WHAT IS ASKED: Each line that holds the word "title" counts once. Give the total number of such lines and nothing else.

EXCERPTED RECORDS:

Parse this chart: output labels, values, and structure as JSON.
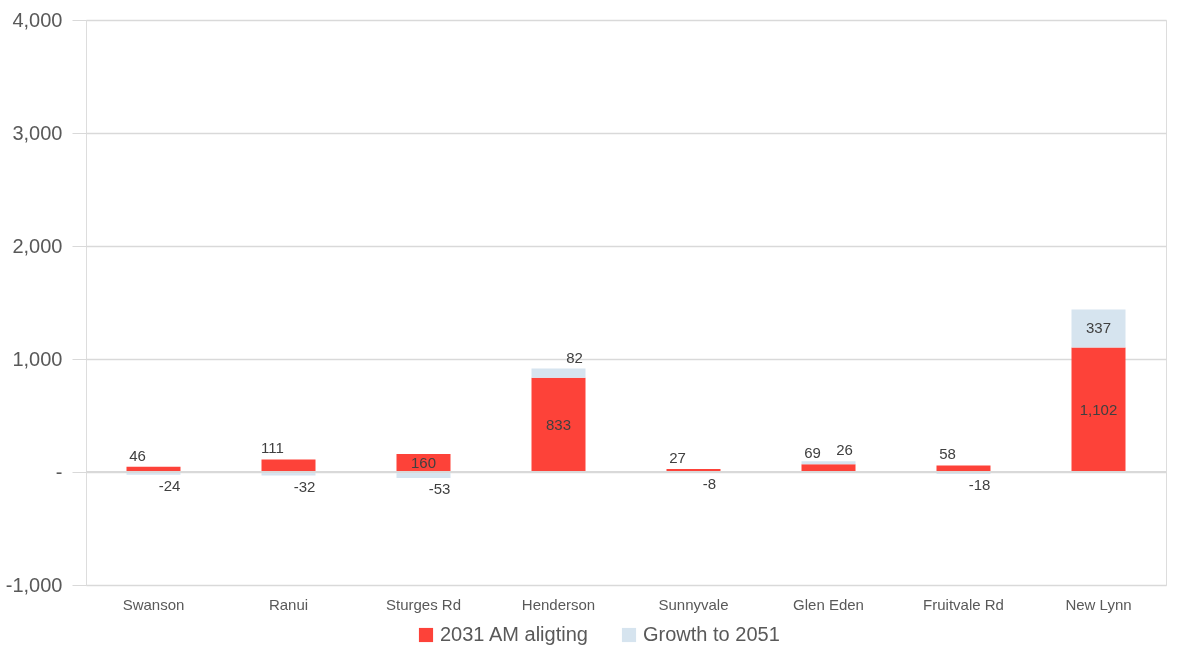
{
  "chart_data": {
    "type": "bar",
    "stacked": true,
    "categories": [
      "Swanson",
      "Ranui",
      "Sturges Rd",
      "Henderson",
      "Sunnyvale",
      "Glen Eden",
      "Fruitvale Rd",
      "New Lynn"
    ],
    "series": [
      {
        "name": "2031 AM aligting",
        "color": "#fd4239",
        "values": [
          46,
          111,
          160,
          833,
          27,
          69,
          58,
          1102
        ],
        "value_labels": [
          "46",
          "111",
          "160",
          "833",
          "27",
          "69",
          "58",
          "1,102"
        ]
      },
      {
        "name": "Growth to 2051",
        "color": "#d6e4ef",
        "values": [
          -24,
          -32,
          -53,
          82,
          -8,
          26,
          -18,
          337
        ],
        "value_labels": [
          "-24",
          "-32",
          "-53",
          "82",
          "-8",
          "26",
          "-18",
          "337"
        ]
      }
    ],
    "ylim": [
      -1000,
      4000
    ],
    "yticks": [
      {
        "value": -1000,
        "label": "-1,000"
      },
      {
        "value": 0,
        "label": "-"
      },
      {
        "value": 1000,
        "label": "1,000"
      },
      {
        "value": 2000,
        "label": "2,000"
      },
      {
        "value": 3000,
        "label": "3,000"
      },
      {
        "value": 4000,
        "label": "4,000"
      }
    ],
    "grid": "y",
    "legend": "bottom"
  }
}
* * *
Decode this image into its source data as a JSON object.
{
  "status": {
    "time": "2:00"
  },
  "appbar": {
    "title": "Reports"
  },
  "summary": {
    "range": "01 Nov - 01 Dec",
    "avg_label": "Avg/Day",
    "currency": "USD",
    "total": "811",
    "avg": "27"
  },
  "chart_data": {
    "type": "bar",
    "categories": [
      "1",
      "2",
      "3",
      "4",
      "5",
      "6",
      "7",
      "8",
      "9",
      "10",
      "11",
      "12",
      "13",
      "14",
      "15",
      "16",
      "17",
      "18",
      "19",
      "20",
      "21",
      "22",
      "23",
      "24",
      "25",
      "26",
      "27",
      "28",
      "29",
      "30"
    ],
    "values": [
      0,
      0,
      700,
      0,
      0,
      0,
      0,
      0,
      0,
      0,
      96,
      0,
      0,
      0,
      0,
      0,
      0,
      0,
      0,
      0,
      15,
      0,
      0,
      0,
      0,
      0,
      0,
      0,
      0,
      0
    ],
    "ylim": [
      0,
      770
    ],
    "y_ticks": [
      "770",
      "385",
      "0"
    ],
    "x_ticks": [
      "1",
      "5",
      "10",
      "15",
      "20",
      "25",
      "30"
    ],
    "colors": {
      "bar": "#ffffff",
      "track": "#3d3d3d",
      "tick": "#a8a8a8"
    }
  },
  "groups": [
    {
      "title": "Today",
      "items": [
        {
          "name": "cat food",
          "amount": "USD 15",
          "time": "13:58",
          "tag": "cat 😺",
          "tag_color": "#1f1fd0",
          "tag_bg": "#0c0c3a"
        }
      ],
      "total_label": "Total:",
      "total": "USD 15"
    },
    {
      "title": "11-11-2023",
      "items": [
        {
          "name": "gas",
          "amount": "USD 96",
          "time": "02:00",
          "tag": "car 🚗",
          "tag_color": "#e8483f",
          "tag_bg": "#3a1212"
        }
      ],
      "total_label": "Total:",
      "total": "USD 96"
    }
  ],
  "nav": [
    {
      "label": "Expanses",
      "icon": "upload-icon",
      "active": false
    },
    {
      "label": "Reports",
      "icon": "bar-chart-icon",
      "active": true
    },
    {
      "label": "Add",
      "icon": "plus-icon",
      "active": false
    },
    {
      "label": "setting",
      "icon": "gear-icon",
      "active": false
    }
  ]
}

CORRECT OUTPUT: 3